> [Exercise]: Write out every line of the material as it stands, apart from the pictures.
--- START OF Data rows ---
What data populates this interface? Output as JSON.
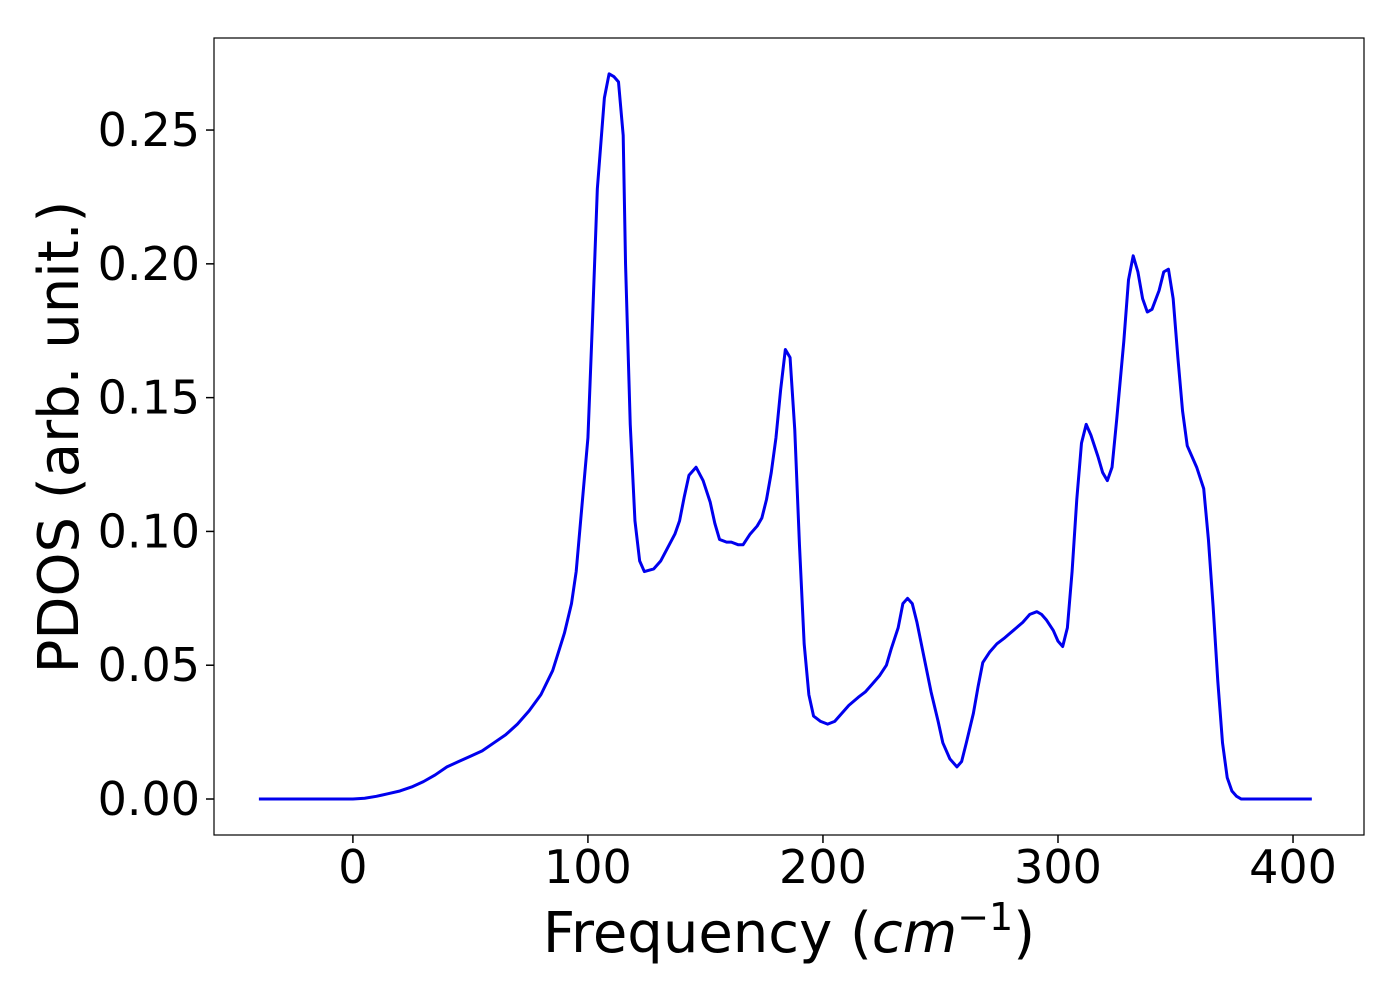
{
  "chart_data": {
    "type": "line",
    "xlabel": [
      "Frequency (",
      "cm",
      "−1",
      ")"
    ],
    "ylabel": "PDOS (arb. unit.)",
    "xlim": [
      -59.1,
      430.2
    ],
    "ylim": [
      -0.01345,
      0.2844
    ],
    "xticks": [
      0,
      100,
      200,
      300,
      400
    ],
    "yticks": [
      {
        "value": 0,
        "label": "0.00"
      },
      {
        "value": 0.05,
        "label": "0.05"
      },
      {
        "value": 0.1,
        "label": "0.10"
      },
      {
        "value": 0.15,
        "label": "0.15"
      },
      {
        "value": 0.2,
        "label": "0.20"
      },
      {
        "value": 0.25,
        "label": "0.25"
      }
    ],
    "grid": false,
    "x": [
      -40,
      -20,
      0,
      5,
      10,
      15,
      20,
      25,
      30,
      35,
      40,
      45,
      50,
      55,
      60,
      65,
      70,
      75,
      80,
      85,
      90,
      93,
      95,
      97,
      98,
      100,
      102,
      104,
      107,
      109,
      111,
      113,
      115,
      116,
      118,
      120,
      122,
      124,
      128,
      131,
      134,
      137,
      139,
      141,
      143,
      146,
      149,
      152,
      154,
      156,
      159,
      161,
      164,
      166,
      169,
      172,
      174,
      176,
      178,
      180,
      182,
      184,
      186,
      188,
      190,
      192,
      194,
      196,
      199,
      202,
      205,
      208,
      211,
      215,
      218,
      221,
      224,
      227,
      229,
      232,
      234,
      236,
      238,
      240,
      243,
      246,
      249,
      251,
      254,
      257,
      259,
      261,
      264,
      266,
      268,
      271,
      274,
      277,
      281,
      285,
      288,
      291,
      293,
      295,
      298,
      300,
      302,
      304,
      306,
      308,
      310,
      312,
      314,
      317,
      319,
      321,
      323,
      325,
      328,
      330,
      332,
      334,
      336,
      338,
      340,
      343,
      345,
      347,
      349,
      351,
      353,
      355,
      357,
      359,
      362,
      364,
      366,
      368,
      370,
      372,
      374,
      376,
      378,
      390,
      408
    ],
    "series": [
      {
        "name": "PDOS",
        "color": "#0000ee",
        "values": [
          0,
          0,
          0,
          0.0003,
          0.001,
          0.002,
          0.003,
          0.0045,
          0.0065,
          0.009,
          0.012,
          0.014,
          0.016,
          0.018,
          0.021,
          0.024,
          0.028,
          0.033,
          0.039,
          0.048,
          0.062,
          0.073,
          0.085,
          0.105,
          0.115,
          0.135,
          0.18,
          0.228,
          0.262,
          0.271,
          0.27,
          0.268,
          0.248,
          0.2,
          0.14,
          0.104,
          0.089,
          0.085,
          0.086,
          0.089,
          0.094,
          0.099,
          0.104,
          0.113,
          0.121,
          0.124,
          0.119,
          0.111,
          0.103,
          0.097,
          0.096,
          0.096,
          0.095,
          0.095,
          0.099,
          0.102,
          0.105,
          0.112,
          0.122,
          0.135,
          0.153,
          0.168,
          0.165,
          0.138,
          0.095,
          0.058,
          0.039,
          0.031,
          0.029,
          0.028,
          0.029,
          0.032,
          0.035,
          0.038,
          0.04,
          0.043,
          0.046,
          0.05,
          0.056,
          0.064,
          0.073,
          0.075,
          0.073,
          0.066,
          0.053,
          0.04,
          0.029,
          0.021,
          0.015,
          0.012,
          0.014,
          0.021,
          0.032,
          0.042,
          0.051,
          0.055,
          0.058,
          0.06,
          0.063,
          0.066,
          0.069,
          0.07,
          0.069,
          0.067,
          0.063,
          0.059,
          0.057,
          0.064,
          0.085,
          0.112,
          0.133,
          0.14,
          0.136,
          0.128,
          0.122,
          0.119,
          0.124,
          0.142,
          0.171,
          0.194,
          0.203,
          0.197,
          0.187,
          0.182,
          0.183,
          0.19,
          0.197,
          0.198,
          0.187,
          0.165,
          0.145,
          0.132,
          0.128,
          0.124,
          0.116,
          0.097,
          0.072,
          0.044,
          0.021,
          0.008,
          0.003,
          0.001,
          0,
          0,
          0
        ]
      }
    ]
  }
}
--- END OF Data rows ---
> [Solved problem]:
What data populates this interface? Output as JSON.
{
  "chart_data": {
    "type": "line",
    "xlabel": [
      "Frequency (",
      "cm",
      "−1",
      ")"
    ],
    "ylabel": "PDOS (arb. unit.)",
    "xlim": [
      -59.1,
      430.2
    ],
    "ylim": [
      -0.01345,
      0.2844
    ],
    "xticks": [
      0,
      100,
      200,
      300,
      400
    ],
    "yticks": [
      {
        "value": 0,
        "label": "0.00"
      },
      {
        "value": 0.05,
        "label": "0.05"
      },
      {
        "value": 0.1,
        "label": "0.10"
      },
      {
        "value": 0.15,
        "label": "0.15"
      },
      {
        "value": 0.2,
        "label": "0.20"
      },
      {
        "value": 0.25,
        "label": "0.25"
      }
    ],
    "grid": false,
    "x": [
      -40,
      -20,
      0,
      5,
      10,
      15,
      20,
      25,
      30,
      35,
      40,
      45,
      50,
      55,
      60,
      65,
      70,
      75,
      80,
      85,
      90,
      93,
      95,
      97,
      98,
      100,
      102,
      104,
      107,
      109,
      111,
      113,
      115,
      116,
      118,
      120,
      122,
      124,
      128,
      131,
      134,
      137,
      139,
      141,
      143,
      146,
      149,
      152,
      154,
      156,
      159,
      161,
      164,
      166,
      169,
      172,
      174,
      176,
      178,
      180,
      182,
      184,
      186,
      188,
      190,
      192,
      194,
      196,
      199,
      202,
      205,
      208,
      211,
      215,
      218,
      221,
      224,
      227,
      229,
      232,
      234,
      236,
      238,
      240,
      243,
      246,
      249,
      251,
      254,
      257,
      259,
      261,
      264,
      266,
      268,
      271,
      274,
      277,
      281,
      285,
      288,
      291,
      293,
      295,
      298,
      300,
      302,
      304,
      306,
      308,
      310,
      312,
      314,
      317,
      319,
      321,
      323,
      325,
      328,
      330,
      332,
      334,
      336,
      338,
      340,
      343,
      345,
      347,
      349,
      351,
      353,
      355,
      357,
      359,
      362,
      364,
      366,
      368,
      370,
      372,
      374,
      376,
      378,
      390,
      408
    ],
    "series": [
      {
        "name": "PDOS",
        "color": "#0000ee",
        "values": [
          0,
          0,
          0,
          0.0003,
          0.001,
          0.002,
          0.003,
          0.0045,
          0.0065,
          0.009,
          0.012,
          0.014,
          0.016,
          0.018,
          0.021,
          0.024,
          0.028,
          0.033,
          0.039,
          0.048,
          0.062,
          0.073,
          0.085,
          0.105,
          0.115,
          0.135,
          0.18,
          0.228,
          0.262,
          0.271,
          0.27,
          0.268,
          0.248,
          0.2,
          0.14,
          0.104,
          0.089,
          0.085,
          0.086,
          0.089,
          0.094,
          0.099,
          0.104,
          0.113,
          0.121,
          0.124,
          0.119,
          0.111,
          0.103,
          0.097,
          0.096,
          0.096,
          0.095,
          0.095,
          0.099,
          0.102,
          0.105,
          0.112,
          0.122,
          0.135,
          0.153,
          0.168,
          0.165,
          0.138,
          0.095,
          0.058,
          0.039,
          0.031,
          0.029,
          0.028,
          0.029,
          0.032,
          0.035,
          0.038,
          0.04,
          0.043,
          0.046,
          0.05,
          0.056,
          0.064,
          0.073,
          0.075,
          0.073,
          0.066,
          0.053,
          0.04,
          0.029,
          0.021,
          0.015,
          0.012,
          0.014,
          0.021,
          0.032,
          0.042,
          0.051,
          0.055,
          0.058,
          0.06,
          0.063,
          0.066,
          0.069,
          0.07,
          0.069,
          0.067,
          0.063,
          0.059,
          0.057,
          0.064,
          0.085,
          0.112,
          0.133,
          0.14,
          0.136,
          0.128,
          0.122,
          0.119,
          0.124,
          0.142,
          0.171,
          0.194,
          0.203,
          0.197,
          0.187,
          0.182,
          0.183,
          0.19,
          0.197,
          0.198,
          0.187,
          0.165,
          0.145,
          0.132,
          0.128,
          0.124,
          0.116,
          0.097,
          0.072,
          0.044,
          0.021,
          0.008,
          0.003,
          0.001,
          0,
          0,
          0
        ]
      }
    ]
  }
}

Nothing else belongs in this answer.